Input data:

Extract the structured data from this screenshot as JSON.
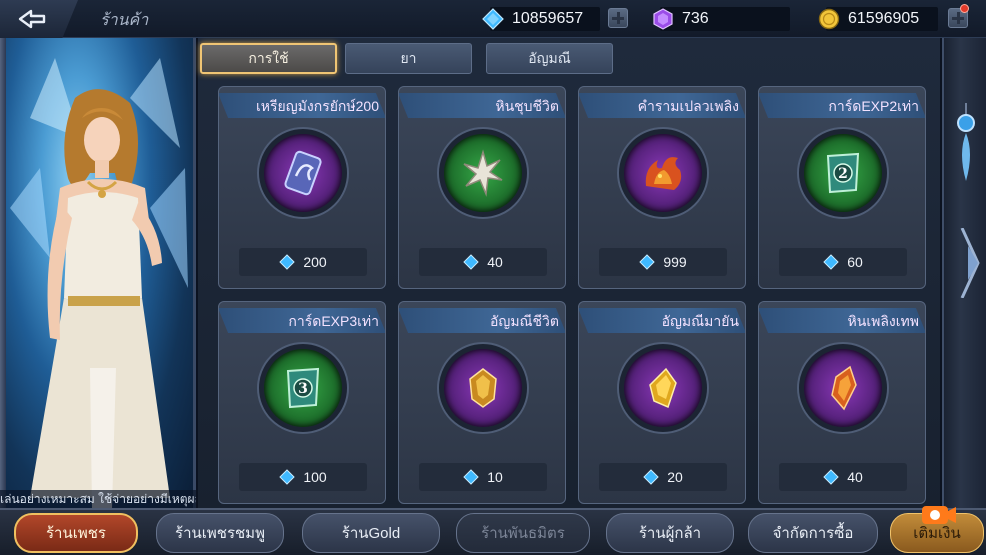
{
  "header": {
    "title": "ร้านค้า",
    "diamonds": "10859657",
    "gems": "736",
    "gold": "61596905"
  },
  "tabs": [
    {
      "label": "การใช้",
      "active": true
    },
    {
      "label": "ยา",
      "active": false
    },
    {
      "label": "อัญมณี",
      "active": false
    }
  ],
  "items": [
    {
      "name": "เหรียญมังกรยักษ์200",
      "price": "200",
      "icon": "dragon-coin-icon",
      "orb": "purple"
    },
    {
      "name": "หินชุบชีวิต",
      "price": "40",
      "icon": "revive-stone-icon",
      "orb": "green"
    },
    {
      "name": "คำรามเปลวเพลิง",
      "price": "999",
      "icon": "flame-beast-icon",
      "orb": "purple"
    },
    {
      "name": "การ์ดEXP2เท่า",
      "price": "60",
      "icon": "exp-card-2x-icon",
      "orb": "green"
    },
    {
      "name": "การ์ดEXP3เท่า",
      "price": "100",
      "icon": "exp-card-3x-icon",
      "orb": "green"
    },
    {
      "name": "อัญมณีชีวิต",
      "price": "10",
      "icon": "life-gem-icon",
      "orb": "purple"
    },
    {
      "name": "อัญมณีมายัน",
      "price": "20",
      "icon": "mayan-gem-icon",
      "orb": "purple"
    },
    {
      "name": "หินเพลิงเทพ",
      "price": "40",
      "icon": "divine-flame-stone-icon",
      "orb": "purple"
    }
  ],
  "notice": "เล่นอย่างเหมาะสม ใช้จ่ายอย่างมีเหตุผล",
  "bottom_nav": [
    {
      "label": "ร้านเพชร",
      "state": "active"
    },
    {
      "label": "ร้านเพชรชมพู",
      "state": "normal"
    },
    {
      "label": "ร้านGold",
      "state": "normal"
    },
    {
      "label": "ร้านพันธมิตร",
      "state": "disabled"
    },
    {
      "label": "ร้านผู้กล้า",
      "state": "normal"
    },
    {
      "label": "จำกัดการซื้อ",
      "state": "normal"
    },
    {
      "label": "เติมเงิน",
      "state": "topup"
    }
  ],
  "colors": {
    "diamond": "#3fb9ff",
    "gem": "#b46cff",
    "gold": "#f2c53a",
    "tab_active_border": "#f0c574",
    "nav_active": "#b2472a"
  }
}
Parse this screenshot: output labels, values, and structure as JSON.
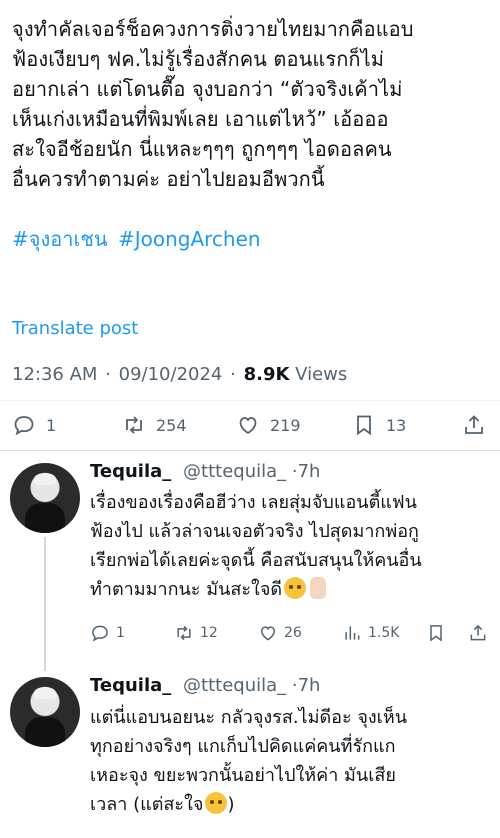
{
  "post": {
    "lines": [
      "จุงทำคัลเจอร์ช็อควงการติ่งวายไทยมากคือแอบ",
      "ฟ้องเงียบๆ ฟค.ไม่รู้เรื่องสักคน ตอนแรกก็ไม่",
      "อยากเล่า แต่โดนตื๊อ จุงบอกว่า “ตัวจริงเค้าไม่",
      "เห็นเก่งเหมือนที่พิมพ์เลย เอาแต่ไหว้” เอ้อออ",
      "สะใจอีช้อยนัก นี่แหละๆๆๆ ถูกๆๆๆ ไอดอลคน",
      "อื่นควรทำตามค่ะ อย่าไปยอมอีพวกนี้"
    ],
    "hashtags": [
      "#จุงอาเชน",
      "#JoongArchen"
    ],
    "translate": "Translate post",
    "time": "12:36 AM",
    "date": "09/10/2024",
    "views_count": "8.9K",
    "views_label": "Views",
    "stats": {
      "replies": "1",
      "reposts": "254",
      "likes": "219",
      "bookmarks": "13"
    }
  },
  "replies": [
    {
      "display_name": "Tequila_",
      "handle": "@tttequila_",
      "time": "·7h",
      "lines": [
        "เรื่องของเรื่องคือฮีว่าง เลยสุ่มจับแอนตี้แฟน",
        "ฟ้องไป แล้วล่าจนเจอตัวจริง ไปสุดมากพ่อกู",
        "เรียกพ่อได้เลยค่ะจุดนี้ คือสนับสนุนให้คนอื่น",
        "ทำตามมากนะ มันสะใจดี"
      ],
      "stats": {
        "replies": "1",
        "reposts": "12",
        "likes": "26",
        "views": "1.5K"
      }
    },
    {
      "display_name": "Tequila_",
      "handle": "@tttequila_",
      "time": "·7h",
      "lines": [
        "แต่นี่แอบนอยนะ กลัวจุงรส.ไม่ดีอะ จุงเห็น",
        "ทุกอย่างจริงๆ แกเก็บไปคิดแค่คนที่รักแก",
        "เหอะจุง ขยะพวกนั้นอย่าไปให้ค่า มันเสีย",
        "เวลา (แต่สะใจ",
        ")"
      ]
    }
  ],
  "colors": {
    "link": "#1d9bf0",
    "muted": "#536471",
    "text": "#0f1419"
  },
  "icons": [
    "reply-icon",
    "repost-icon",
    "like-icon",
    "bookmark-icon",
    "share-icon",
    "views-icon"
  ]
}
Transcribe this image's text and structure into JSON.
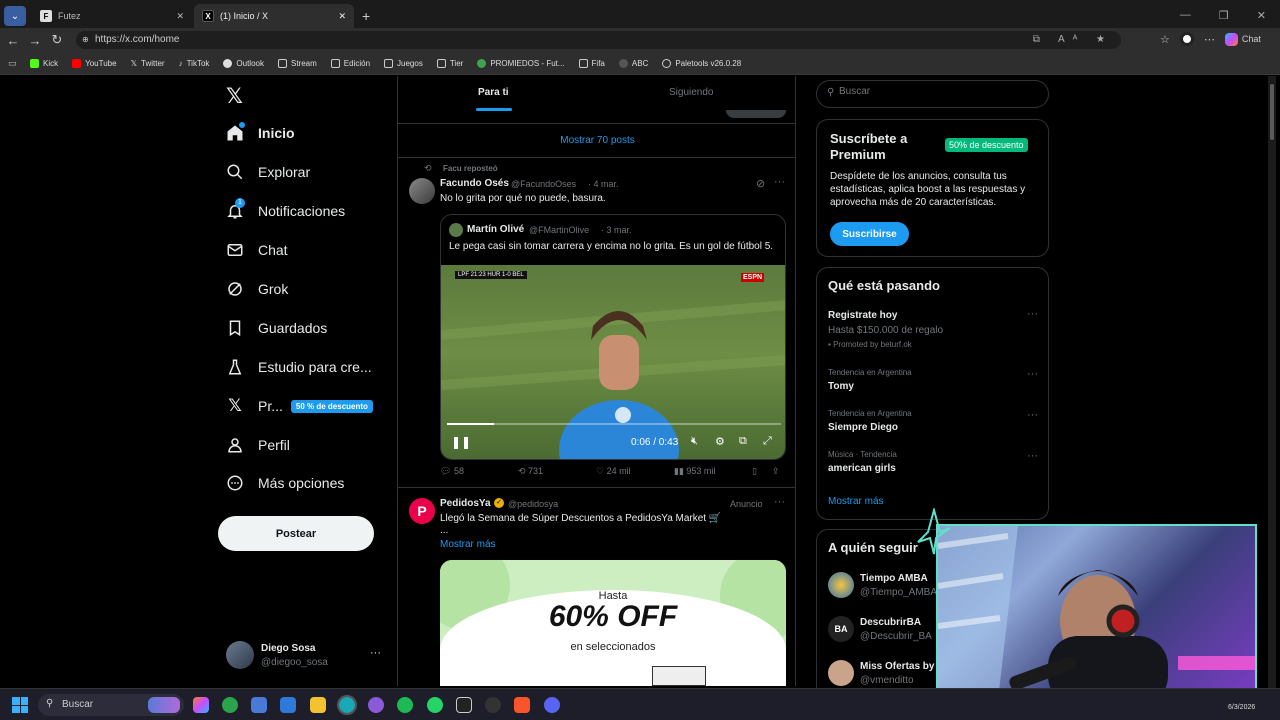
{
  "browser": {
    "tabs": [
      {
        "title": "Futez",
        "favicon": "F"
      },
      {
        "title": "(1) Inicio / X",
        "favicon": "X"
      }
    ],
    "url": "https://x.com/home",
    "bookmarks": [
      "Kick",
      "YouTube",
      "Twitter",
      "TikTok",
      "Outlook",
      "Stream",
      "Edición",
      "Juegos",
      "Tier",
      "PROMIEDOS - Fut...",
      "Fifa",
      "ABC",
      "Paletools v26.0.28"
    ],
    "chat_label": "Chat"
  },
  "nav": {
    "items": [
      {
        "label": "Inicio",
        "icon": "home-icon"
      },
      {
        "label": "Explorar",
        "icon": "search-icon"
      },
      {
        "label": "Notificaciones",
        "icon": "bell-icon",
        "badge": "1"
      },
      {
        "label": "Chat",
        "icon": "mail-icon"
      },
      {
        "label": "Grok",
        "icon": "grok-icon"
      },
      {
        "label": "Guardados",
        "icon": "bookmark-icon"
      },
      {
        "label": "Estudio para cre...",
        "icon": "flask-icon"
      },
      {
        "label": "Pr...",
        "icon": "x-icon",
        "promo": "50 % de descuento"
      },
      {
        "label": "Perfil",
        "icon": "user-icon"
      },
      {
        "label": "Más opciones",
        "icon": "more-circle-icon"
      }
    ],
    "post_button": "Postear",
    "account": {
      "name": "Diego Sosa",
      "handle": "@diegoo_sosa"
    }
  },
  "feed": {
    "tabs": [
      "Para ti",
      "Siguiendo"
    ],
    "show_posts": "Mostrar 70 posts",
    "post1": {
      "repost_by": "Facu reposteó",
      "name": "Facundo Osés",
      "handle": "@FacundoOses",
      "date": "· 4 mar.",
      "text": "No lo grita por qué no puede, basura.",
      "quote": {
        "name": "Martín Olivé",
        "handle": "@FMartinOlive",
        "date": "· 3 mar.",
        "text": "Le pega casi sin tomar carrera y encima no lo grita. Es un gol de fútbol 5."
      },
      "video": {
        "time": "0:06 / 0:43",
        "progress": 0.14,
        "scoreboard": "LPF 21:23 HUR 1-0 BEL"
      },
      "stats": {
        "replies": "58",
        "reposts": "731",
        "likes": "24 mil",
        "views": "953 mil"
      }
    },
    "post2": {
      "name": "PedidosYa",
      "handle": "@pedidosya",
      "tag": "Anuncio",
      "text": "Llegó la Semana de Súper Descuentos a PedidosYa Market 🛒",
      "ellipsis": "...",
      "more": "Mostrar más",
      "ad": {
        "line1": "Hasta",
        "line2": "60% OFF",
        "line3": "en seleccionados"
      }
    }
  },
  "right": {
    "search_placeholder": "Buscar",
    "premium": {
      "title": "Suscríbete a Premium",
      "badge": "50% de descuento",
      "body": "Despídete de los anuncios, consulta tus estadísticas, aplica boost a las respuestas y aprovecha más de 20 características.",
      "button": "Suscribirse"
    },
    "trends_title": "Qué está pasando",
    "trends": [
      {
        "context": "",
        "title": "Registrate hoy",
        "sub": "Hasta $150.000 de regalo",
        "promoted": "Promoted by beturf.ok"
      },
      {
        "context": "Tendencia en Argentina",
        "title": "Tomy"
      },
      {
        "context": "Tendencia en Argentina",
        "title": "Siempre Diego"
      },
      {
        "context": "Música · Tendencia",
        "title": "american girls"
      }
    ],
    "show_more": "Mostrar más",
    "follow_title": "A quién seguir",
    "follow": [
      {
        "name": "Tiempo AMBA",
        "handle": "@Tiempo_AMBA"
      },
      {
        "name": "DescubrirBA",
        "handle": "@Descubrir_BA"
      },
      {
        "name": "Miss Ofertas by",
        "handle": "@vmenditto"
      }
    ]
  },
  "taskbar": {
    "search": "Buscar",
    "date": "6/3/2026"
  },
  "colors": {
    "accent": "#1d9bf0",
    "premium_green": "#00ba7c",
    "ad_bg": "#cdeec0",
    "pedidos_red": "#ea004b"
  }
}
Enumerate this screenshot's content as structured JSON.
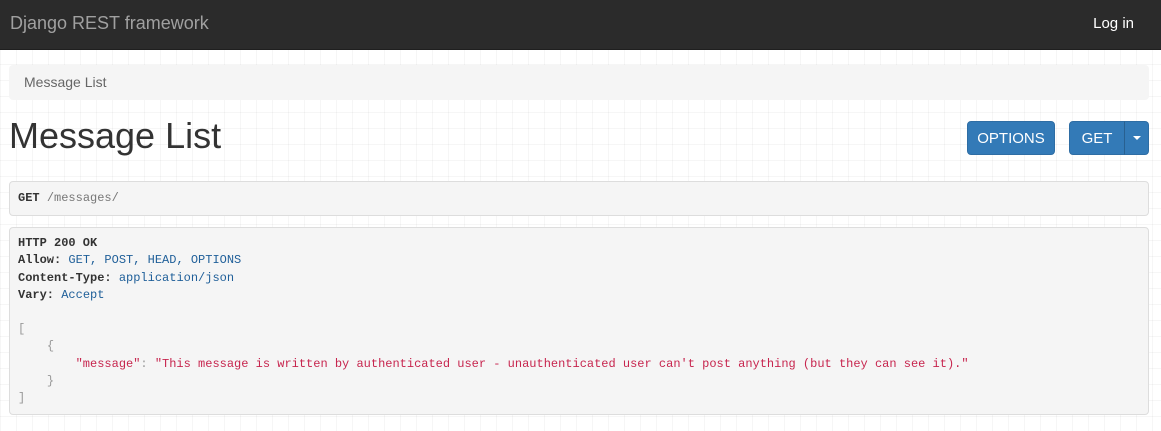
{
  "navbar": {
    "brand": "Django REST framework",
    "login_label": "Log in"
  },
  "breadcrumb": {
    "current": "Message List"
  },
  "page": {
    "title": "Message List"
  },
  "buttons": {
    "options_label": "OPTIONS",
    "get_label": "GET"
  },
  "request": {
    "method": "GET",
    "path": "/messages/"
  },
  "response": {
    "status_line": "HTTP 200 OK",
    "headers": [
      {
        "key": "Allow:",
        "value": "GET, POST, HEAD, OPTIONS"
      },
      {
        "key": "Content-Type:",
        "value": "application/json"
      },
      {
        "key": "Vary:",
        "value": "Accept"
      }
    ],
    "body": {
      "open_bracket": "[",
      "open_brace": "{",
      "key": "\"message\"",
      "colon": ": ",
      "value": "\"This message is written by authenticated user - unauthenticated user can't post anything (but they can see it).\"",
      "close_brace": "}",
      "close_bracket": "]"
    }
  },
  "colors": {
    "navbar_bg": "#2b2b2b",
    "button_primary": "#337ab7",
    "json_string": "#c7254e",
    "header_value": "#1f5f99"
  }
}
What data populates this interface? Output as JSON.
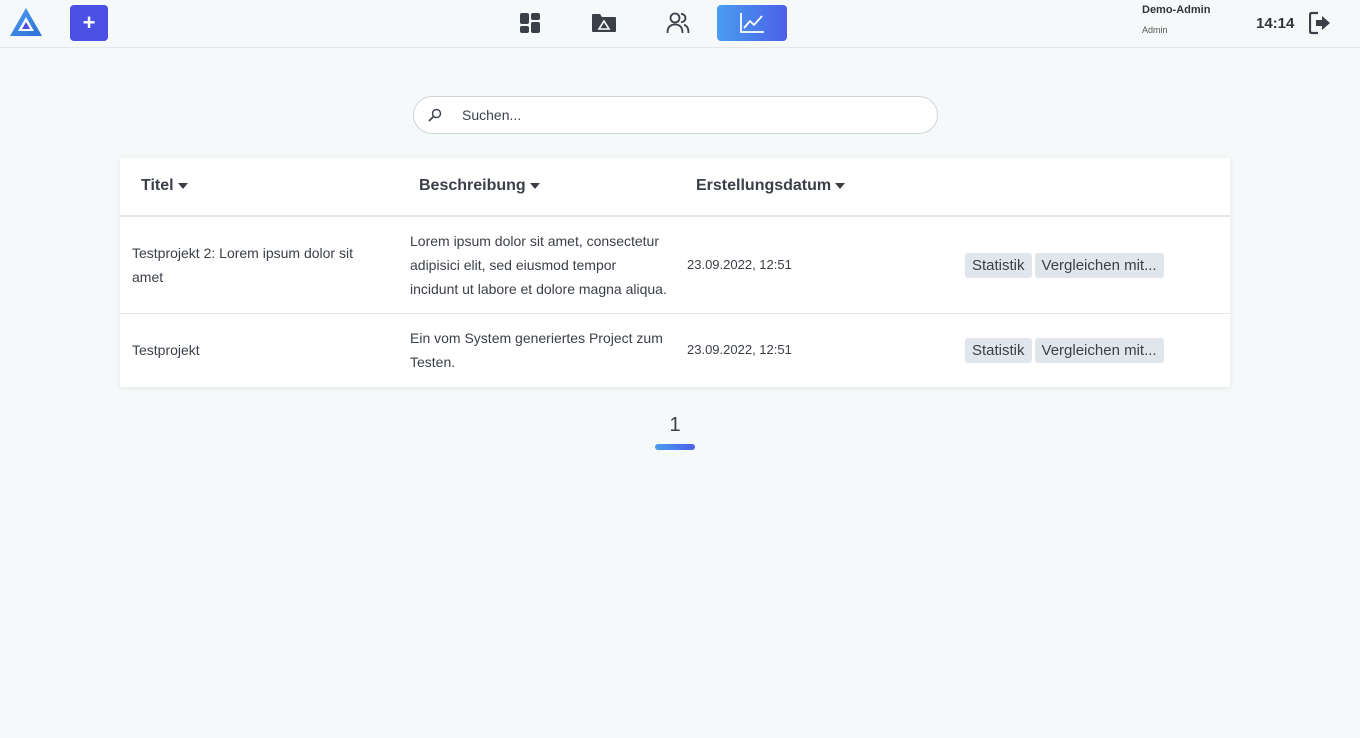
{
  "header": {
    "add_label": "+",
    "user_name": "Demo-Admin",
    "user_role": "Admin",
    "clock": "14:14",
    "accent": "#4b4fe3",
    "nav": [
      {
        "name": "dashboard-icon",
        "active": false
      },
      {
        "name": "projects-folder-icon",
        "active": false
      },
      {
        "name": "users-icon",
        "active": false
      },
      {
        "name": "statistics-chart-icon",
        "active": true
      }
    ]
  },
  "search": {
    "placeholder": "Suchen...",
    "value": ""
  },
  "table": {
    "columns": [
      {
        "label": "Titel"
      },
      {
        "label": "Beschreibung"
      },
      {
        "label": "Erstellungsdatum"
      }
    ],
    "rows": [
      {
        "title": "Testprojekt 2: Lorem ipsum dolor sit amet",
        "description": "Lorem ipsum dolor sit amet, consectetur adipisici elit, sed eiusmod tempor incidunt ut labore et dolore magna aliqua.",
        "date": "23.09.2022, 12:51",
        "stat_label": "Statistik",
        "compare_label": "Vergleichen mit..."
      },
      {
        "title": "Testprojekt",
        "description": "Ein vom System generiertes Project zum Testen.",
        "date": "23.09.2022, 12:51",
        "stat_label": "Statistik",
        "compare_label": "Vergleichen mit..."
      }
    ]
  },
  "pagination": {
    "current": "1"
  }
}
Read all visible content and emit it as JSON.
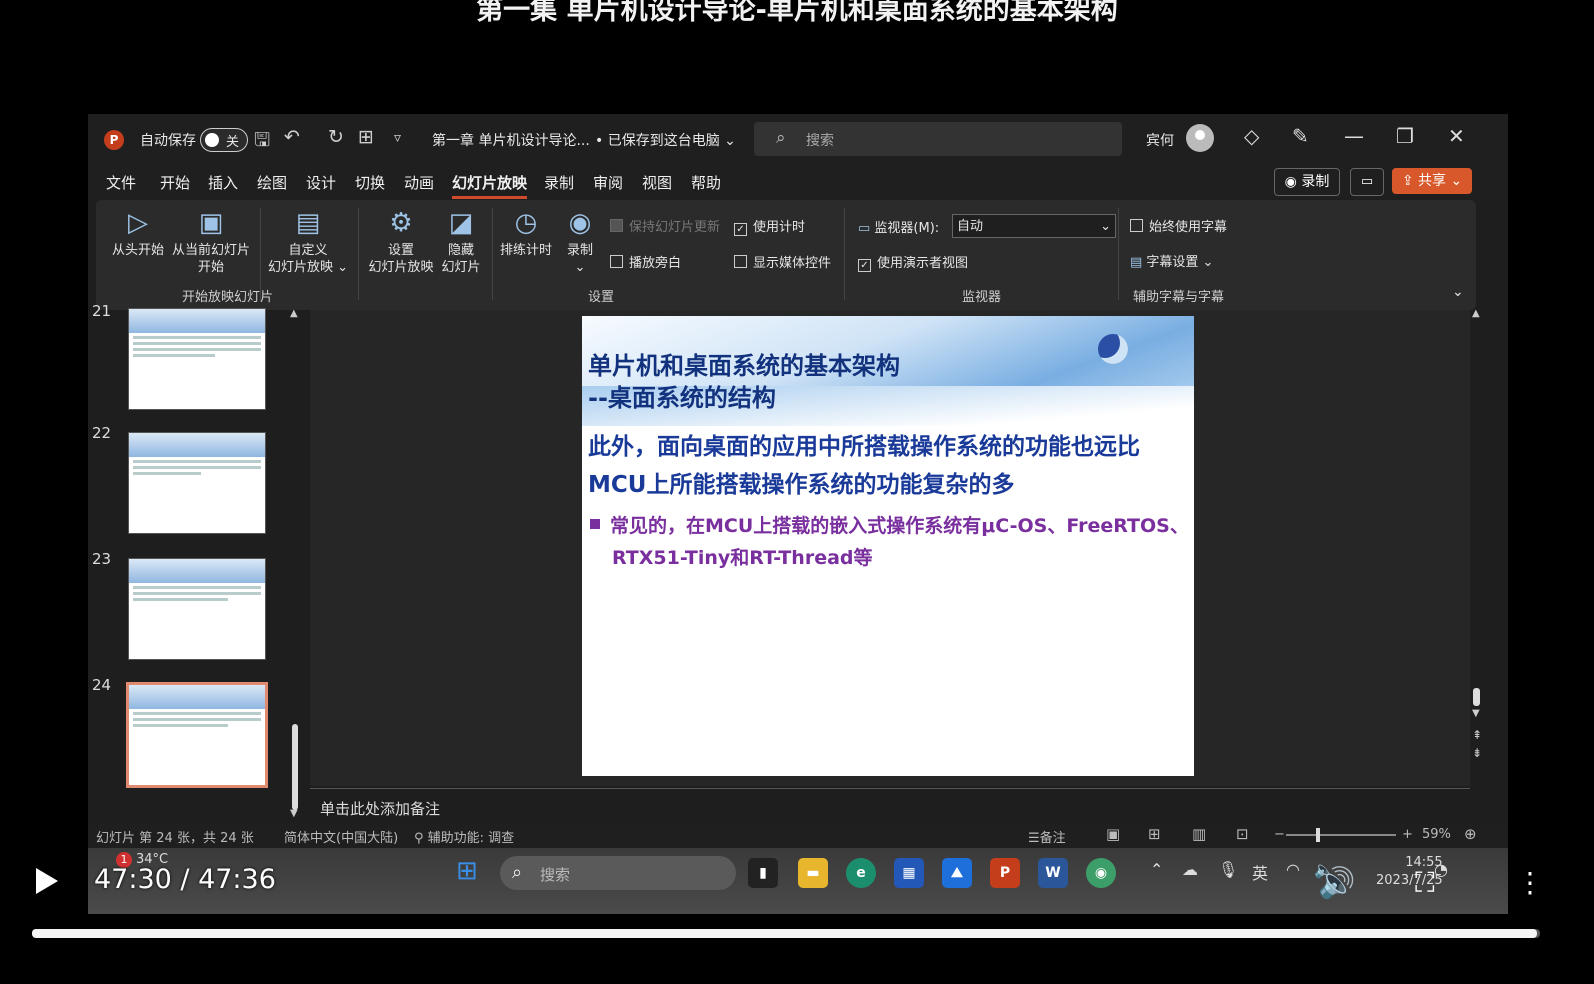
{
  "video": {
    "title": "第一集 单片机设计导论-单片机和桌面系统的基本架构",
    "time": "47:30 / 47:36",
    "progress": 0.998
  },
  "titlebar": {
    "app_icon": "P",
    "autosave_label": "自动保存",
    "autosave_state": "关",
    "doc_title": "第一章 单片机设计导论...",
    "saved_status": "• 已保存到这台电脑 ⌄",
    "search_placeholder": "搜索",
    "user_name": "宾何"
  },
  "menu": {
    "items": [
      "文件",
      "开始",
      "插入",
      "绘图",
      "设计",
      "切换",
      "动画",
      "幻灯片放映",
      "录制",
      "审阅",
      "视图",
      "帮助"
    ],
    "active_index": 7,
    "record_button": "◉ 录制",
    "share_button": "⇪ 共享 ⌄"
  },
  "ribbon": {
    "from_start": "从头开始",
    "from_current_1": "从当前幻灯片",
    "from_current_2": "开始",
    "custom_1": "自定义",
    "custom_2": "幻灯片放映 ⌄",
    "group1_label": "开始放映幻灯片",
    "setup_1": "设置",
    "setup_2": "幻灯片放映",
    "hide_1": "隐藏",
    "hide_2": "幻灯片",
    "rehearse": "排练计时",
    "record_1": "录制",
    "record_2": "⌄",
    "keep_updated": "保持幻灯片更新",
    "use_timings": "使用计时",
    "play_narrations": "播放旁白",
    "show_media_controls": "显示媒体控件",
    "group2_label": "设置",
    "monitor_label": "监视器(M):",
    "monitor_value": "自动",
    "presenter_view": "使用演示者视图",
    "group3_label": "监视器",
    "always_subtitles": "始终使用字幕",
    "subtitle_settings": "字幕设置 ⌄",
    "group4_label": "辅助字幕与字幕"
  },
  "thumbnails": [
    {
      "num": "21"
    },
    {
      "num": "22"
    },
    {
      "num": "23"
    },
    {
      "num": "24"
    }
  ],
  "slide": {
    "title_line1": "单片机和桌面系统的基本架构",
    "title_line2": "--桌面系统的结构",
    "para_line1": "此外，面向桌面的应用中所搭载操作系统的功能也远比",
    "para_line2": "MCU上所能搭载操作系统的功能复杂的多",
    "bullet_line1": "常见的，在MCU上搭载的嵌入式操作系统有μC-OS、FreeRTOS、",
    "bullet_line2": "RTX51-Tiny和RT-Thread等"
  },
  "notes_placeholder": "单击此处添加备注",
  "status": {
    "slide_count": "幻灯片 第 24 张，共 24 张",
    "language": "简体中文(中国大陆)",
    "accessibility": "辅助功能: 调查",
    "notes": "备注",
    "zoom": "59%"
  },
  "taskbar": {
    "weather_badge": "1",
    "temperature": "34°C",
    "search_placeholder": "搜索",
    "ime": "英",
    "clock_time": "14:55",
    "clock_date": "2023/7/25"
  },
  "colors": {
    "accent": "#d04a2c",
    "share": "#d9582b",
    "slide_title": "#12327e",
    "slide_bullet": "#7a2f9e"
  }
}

Directions for this task:
Locate each line containing the string "Hasta" and show it.

Answer below:
        "line1": "Hasta",
        "sub": "Hasta $150.000 de regalo",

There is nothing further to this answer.